_目的 1_:
『ドライブ・マイ・カー』のレビューではなく下に並ぶ行から、「nutrient-value: 7% (548, 512, 626, 560)」を含む行から「nutrient-name-part: Gesamtschwefel (S)」を含む行までを、両端も含めて一字も変えずに抽出してください。
_目的 2_:
『ドライブ・マイ・カー』のレビューを、示されている最後の文の後から書き継いでください。

_出典の抜粋_:
* * *

ドライブ・マイ・カー(2021年製作の映画)
4.5

このレビューはネタバレを含みます

●何を足し何を削るか、そして膨らませるか。
村上春樹原作短編小説集『女のいない男たち』
(曰くコンセプト・アルバムのようなもの)。
骨格となるドライブ・マイ・カー。
サブテキストしての木野、シェラザード。
そしてチェーホフ「ワーニャ伯父さん」
(原作では「ヴァーニャ伯父」一行だけ記述)。
テキスト(言葉/会話)が演者を現実を侵食していく。
「…チェーホフはおそろしい」
車の中という密室。
そして、これは映画でもあり演者を写し取る鏡でもある。
何を写し、何を映さないか。

●劇中で用いられる他言語。
それは最初の舞台シーン「ゴドーを待ちながら」で提示される。
家福(日本語)ともう一人の演者(ホリゾントに字幕でインドネシア語/英語)
さらには韓国手話も。
ラスト。
パク・ユムリ演じるイ・ユナ。
失意のワーニャ(演劇祭で結果、演じることとなった家福)を励ますソーニャ(イ・ユナ)。
肩を抱くような形で後ろから手話で語る。
ここは「音」ではない形で。
「生きていかなければ」

●構成は基本的に「東京編」と「広島編」
さらに北海道編」Codaとして「韓国編」
●「東京編」
まず家福の妻、音とのセックスシーン。まだ仄暗く顔が見えない。
音から発生する物語。
それを家福は翌日、サーブの中で聞かせ直す。
ある日、予定していたウラジオストック便が飛ばず、仕方なく家に戻った家福が目撃する音の浮気現場。
鏡に映った、その姿を家福は見る。
(角度からすると気づいていないのだろうか?)
これは後に広島でのオーディションシーンで(音の相手であろう)高槻(岡田将生)とジャニス・チャンが演じるキスシーンの鏡と繋がる。

ある時、告げられる「話したいことがあるの」
しかし、家福はその続きを聞くことができないまま、音を失ってしまう。
ここでキャストクレジットが現れる(端正なフォント選び)

●「広島編」
ドライバーとして雇われるみさき。

* * *

_提供された行_:
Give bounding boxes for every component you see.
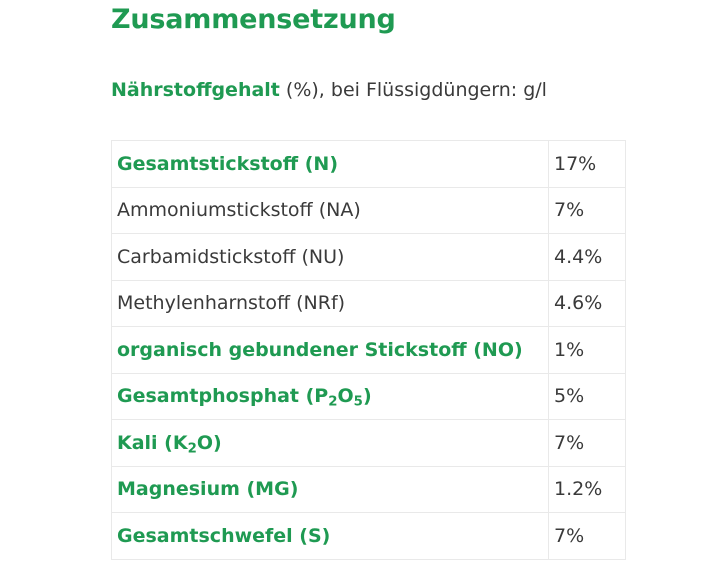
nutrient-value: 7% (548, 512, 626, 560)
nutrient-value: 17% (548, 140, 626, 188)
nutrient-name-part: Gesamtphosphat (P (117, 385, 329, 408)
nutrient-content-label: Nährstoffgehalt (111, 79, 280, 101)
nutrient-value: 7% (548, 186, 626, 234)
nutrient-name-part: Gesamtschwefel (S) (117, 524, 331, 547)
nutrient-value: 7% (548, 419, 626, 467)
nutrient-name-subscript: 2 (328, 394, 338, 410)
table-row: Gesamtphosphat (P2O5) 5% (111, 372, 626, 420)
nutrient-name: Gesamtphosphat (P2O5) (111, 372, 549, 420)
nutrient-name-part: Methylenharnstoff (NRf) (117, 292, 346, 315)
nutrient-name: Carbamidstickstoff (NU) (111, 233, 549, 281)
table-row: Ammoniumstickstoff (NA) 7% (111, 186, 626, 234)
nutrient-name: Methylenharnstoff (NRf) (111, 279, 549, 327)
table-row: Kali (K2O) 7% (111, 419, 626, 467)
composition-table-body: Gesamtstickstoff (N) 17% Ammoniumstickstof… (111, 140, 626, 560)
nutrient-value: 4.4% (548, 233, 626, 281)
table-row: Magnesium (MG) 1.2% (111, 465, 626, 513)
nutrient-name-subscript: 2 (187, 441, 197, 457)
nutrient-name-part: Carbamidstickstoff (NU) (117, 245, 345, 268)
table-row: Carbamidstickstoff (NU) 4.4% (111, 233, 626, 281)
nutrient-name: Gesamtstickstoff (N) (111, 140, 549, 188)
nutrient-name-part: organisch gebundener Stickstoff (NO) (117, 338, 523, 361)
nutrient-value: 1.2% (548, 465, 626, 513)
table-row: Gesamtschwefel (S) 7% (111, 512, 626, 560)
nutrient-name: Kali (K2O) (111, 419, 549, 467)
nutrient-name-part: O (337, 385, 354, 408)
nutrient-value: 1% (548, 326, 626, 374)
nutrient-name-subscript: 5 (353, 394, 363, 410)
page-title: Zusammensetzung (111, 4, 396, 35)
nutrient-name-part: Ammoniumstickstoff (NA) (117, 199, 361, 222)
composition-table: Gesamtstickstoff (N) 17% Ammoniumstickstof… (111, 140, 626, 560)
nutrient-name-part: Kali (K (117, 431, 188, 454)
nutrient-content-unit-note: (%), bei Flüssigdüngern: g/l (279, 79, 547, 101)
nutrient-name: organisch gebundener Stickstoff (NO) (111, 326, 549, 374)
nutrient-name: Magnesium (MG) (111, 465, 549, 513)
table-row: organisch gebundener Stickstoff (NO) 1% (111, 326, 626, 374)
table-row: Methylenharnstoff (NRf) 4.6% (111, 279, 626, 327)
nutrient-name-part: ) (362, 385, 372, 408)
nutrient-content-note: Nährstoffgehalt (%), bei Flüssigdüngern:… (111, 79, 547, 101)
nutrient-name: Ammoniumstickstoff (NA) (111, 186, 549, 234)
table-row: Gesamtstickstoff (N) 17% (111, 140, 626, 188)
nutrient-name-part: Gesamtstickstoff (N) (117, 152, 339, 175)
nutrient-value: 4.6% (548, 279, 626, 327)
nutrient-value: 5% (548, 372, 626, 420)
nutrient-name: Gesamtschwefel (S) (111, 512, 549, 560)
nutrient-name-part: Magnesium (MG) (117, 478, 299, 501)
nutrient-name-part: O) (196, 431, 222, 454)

* * *

_最終結果 1_:
nutrient-value: 7% (548, 512, 626, 560)
nutrient-value: 17% (548, 140, 626, 188)
nutrient-name-part: Gesamtphosphat (P (117, 385, 329, 408)
nutrient-content-label: Nährstoffgehalt (111, 79, 280, 101)
nutrient-value: 7% (548, 186, 626, 234)
nutrient-name-part: Gesamtschwefel (S) (117, 524, 331, 547)

_最終結果 2_:
最初は自分にとって大事なひとりの空間を他人に任せられないと固辞するが、みさきの見事な運転、特に車線変更(音が運転している時に「あの場合はすぐに車線変更しないと」と細かい指摘をしていた)を見て任せることにする。
始まった演劇祭オーディション、
音の浮気相手のひとりだとわかっている高槻をワーニャへとキャスティングする。

トラブルが多く、かなり不気味さを漂わせる高槻。
その高槻から聞かされる妻「音」の別の側面、物語の続き。
サーブの密室の中で初めて直接対峙する家福と高槻。
この時カメラは切り返しショットでふたりの顔を捉える。
「やつめうなぎの話の続き」を話しながら、ぼわっと浮かび上がる高槻の顔がホラー(怪異譚)のようだ。

●「北海道編」
エッ?!
マジで…北海道まで車で...
(と、思ったが、この距離、この時間が必要)
家福にとっては亡くなった娘が生きていれば、みさきと同じ年齢でもある。
やがて、(安直な言葉で言うならば)再生の旅が終わる。

●3時間、スクリーンに映し出される出来事を観察するように見続けた我々(観客)が最後に辿りつく希望あるラスト。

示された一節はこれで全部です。